=== STATED GOAL ===
Write out all lines holding the word "همسرتان".

************

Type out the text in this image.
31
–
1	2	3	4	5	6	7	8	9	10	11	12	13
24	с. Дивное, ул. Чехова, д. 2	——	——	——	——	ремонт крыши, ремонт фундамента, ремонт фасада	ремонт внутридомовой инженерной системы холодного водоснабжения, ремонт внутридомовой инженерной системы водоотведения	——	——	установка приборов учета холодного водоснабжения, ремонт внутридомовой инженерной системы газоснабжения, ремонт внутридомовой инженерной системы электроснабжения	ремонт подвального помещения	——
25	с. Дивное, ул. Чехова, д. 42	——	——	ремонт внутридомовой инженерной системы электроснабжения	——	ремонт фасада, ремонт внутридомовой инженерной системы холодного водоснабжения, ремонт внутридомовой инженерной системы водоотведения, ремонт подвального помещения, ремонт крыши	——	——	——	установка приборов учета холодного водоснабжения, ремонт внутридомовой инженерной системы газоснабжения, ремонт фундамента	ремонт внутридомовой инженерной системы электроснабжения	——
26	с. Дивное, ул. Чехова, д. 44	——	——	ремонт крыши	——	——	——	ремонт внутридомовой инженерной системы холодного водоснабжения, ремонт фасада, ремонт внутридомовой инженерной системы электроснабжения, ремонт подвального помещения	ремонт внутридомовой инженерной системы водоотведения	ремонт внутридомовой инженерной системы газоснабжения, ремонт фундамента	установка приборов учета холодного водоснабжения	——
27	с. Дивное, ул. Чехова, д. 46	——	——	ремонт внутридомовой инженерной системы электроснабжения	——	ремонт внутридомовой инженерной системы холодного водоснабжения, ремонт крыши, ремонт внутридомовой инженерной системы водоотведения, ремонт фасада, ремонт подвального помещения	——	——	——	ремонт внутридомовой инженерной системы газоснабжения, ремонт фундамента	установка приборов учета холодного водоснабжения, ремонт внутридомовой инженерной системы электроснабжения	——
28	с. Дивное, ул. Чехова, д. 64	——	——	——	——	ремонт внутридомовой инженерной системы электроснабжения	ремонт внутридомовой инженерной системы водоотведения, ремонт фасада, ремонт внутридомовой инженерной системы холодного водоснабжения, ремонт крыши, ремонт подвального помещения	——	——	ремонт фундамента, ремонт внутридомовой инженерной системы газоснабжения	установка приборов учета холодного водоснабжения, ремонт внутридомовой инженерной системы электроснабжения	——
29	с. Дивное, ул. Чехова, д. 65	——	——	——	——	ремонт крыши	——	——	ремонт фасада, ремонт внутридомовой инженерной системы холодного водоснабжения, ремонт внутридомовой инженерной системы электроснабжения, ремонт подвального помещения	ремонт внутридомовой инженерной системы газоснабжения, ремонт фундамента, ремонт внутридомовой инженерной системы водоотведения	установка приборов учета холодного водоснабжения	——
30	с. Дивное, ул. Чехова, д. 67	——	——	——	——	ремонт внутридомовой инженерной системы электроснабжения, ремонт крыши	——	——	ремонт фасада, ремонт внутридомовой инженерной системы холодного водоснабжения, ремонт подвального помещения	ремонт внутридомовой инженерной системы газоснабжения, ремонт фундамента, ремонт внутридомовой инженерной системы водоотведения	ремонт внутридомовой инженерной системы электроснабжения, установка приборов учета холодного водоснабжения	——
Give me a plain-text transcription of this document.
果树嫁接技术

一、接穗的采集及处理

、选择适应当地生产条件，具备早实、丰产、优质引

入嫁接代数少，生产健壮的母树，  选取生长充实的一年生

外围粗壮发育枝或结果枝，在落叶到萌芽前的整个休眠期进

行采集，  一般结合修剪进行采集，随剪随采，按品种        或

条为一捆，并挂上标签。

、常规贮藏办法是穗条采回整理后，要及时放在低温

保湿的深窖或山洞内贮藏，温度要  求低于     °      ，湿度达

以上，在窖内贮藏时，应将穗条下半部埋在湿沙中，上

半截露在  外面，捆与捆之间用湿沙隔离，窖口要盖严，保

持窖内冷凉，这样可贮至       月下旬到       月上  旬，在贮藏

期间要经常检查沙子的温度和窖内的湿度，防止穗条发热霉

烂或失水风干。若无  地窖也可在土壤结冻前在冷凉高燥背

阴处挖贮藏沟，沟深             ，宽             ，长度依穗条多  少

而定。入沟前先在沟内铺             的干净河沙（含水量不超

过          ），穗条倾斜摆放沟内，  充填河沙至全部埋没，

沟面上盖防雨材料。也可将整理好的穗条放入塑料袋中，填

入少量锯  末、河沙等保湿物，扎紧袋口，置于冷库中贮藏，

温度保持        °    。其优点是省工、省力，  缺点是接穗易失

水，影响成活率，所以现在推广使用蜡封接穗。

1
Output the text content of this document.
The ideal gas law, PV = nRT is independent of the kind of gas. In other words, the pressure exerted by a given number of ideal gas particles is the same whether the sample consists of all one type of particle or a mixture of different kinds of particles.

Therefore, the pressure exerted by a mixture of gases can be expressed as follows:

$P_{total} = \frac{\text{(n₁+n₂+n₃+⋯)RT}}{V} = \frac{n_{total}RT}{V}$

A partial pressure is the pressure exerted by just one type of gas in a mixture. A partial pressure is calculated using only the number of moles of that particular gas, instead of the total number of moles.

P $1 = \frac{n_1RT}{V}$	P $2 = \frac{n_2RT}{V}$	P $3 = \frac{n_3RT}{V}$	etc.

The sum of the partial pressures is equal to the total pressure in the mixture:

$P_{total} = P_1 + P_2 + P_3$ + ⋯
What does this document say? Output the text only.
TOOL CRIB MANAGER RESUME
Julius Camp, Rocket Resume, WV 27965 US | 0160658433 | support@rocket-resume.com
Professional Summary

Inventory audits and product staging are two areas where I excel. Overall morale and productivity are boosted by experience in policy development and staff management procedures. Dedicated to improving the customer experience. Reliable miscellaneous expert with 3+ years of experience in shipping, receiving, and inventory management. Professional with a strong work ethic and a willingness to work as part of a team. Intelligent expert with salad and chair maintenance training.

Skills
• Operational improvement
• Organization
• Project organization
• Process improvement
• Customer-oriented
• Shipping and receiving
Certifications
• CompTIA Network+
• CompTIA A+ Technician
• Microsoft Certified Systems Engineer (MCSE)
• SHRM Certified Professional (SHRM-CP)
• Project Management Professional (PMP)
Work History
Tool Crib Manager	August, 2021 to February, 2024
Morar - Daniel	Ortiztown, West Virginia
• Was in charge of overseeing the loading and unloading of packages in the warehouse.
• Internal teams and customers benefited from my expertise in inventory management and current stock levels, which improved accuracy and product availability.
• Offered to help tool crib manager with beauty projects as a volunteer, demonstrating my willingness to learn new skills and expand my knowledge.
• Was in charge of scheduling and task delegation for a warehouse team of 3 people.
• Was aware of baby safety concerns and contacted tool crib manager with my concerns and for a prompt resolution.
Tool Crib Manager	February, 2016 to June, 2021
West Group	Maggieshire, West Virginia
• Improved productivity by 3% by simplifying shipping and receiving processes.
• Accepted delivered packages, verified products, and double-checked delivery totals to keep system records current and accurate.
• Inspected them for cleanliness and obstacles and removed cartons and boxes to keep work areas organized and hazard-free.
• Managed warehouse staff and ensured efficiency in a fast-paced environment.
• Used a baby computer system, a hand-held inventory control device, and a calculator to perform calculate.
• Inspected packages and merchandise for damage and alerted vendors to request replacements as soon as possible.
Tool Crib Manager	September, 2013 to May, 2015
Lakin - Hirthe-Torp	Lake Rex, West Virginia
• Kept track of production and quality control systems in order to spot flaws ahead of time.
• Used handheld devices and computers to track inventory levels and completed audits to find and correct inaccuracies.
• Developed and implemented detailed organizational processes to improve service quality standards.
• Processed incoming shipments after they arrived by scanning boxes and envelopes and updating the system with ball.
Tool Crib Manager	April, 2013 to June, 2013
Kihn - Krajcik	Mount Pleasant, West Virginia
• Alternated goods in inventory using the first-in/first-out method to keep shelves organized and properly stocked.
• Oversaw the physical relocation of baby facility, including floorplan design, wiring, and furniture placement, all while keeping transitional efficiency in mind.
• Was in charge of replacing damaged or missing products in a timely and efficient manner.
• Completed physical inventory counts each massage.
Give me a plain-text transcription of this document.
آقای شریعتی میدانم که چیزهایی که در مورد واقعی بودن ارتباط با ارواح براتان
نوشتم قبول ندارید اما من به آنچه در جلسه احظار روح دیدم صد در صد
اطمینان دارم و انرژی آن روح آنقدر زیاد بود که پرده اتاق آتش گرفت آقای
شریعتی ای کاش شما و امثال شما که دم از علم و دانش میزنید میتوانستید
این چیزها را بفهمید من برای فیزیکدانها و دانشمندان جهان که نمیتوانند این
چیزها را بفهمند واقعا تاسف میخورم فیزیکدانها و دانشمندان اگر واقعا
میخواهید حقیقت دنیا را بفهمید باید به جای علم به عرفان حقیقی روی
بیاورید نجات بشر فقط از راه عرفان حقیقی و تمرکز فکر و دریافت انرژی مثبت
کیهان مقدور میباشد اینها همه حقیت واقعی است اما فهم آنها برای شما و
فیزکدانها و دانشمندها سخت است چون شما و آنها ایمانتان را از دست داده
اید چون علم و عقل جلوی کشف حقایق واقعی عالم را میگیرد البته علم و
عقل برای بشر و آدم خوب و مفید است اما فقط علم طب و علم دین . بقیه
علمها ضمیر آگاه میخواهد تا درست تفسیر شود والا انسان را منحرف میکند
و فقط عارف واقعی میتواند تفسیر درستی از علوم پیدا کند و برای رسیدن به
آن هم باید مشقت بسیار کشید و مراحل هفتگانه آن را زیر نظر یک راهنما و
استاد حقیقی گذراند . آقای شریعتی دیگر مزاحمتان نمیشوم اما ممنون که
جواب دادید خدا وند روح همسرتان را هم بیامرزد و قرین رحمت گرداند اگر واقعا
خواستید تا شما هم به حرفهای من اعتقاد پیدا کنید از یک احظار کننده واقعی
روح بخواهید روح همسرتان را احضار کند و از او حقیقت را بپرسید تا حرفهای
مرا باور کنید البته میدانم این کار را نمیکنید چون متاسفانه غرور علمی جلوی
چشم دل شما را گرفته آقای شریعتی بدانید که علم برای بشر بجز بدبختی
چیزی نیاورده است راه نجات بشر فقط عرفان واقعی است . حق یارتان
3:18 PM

************

=== RESPONSE BELOW ===
جواب دادید خدا وند روح همسرتان را هم بیامرزد و قرین رحمت گرداند اگر واقعا
روح بخواهید روح همسرتان را احضار کند و از او حقیقت را بپرسید تا حرفهای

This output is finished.